====== Material ======
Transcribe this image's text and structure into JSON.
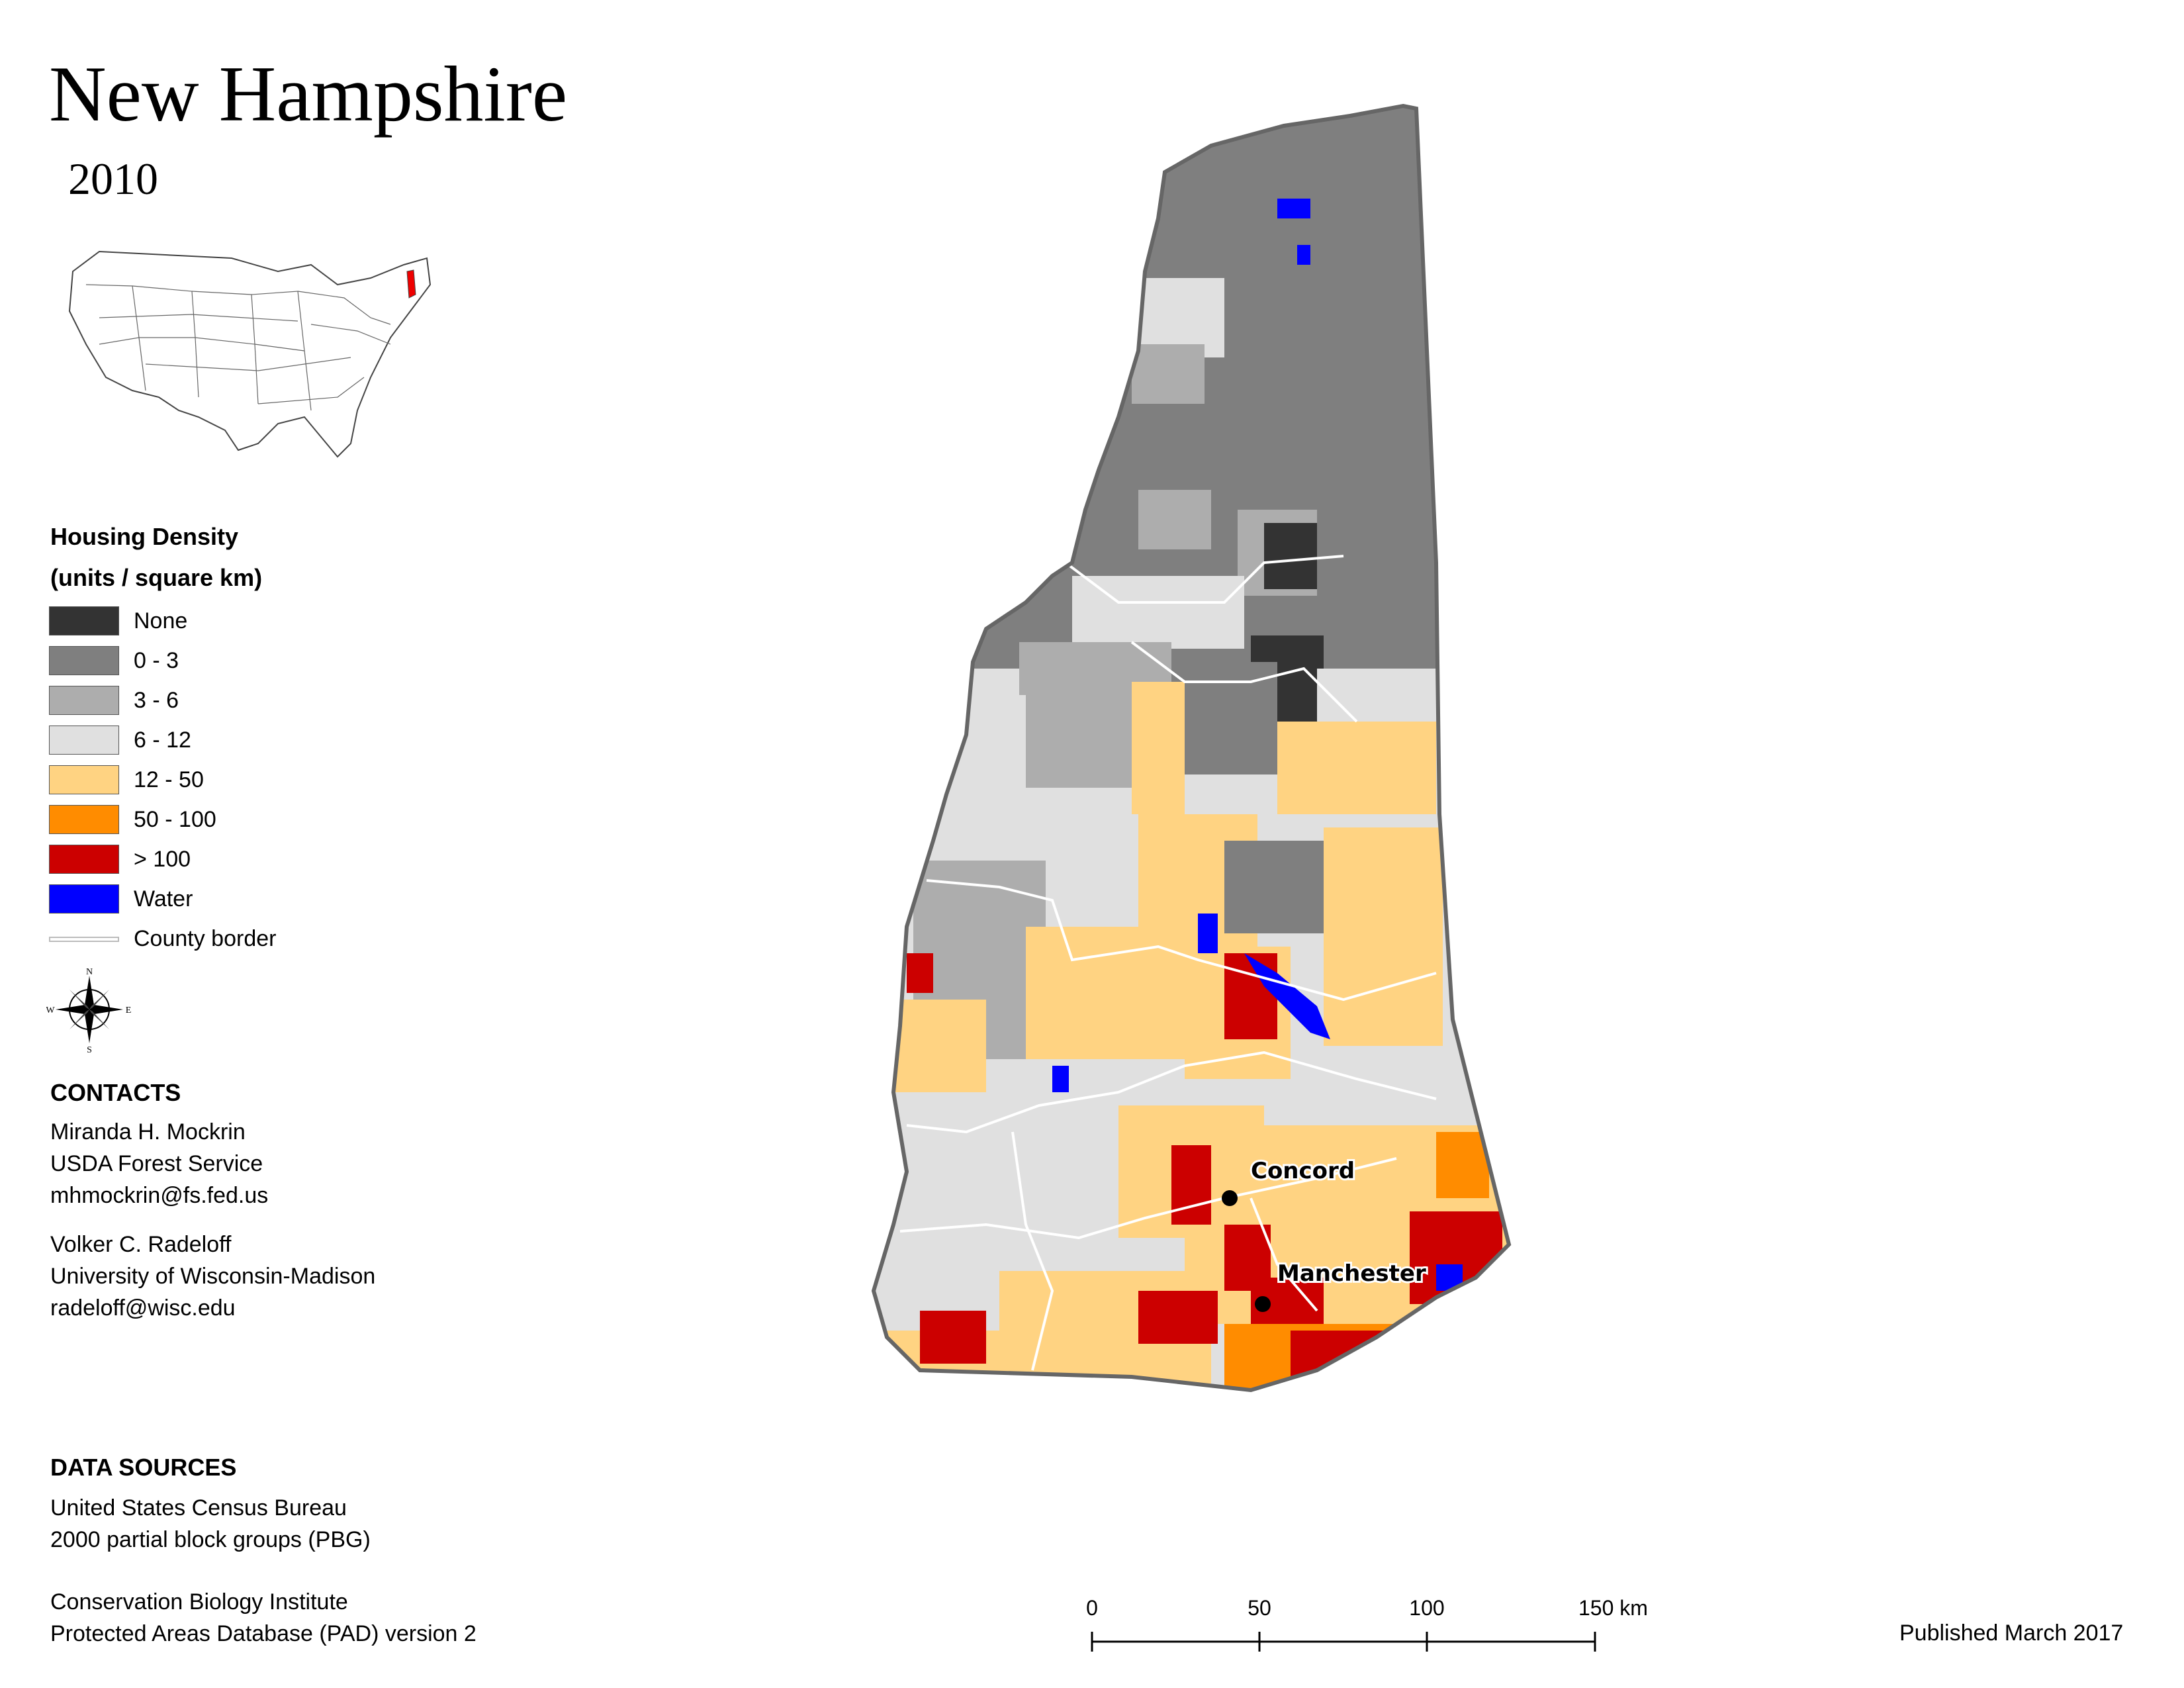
{
  "title": "New Hampshire",
  "year": "2010",
  "legend": {
    "title_line1": "Housing Density",
    "title_line2": "(units / square km)",
    "items": [
      {
        "label": "None",
        "color": "#333333"
      },
      {
        "label": "0 - 3",
        "color": "#7f7f7f"
      },
      {
        "label": "3 - 6",
        "color": "#adadad"
      },
      {
        "label": "6 - 12",
        "color": "#e0e0e0"
      },
      {
        "label": "12 - 50",
        "color": "#ffd382"
      },
      {
        "label": "50 - 100",
        "color": "#ff8c00"
      },
      {
        "label": "> 100",
        "color": "#cc0000"
      },
      {
        "label": "Water",
        "color": "#0000ff"
      }
    ],
    "county_border_label": "County border"
  },
  "contacts": {
    "heading": "CONTACTS",
    "people": [
      {
        "name": "Miranda H. Mockrin",
        "org": "USDA Forest Service",
        "email": "mhmockrin@fs.fed.us"
      },
      {
        "name": "Volker C. Radeloff",
        "org": "University of Wisconsin-Madison",
        "email": "radeloff@wisc.edu"
      }
    ]
  },
  "data_sources": {
    "heading": "DATA SOURCES",
    "lines": [
      "United States Census Bureau",
      "2000 partial block groups (PBG)",
      "Conservation Biology Institute",
      "Protected Areas Database (PAD) version 2"
    ]
  },
  "cities": [
    {
      "name": "Concord"
    },
    {
      "name": "Manchester"
    }
  ],
  "compass": {
    "n": "N",
    "s": "S",
    "e": "E",
    "w": "W"
  },
  "scale": {
    "ticks": [
      "0",
      "50",
      "100",
      "150 km"
    ],
    "values_km": [
      0,
      50,
      100,
      150
    ]
  },
  "published": "Published March 2017"
}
======
→ Task description
Go through the listing above line by line and say how many lines hold the word "color". Reply with that number only.

→ Output of the exercise
8